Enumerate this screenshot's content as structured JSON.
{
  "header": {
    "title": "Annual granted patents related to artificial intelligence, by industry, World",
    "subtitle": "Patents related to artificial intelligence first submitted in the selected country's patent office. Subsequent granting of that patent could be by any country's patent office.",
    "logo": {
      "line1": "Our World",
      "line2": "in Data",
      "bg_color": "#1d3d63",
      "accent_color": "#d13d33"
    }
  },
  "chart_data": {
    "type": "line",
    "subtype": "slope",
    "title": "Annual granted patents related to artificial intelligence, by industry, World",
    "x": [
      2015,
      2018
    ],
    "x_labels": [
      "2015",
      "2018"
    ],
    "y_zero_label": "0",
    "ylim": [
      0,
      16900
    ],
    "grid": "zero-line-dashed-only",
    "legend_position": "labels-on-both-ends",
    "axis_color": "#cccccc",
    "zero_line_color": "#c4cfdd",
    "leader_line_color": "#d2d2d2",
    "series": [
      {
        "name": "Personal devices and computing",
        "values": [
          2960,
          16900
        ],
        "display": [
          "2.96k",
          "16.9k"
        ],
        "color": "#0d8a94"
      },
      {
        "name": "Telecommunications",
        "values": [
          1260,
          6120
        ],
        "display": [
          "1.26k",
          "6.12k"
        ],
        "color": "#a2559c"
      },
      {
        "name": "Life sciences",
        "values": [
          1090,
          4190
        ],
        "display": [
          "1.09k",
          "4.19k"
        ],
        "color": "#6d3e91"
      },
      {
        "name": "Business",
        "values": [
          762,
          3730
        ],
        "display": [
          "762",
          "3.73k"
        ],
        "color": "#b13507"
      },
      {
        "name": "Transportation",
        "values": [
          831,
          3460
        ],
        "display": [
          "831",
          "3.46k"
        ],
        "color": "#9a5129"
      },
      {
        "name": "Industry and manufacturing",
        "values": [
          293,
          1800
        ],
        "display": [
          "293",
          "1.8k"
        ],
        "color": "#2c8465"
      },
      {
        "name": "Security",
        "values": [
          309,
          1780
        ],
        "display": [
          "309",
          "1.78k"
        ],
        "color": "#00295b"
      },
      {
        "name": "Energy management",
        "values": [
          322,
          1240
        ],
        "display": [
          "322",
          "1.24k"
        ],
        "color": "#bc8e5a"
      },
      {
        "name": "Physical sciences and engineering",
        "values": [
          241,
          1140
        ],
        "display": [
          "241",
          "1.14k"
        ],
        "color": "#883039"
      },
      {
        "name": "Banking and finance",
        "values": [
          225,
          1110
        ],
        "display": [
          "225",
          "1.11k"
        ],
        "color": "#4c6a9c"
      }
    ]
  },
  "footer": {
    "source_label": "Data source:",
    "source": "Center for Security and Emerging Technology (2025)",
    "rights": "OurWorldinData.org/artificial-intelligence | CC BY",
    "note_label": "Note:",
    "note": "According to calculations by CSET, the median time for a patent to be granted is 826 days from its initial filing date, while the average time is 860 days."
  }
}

————

Goal of the exercise:
Gather each line that holds "intelligence".

Completed exercise:
    "title": "Annual granted patents related to artificial intelligence, by industry, World",
    "subtitle": "Patents related to artificial intelligence first submitted in the selected country's patent office. Subsequent granting of that patent could be by any country's patent office.",
    "title": "Annual granted patents related to artificial intelligence, by industry, World",
    "rights": "OurWorldinData.org/artificial-intelligence | CC BY",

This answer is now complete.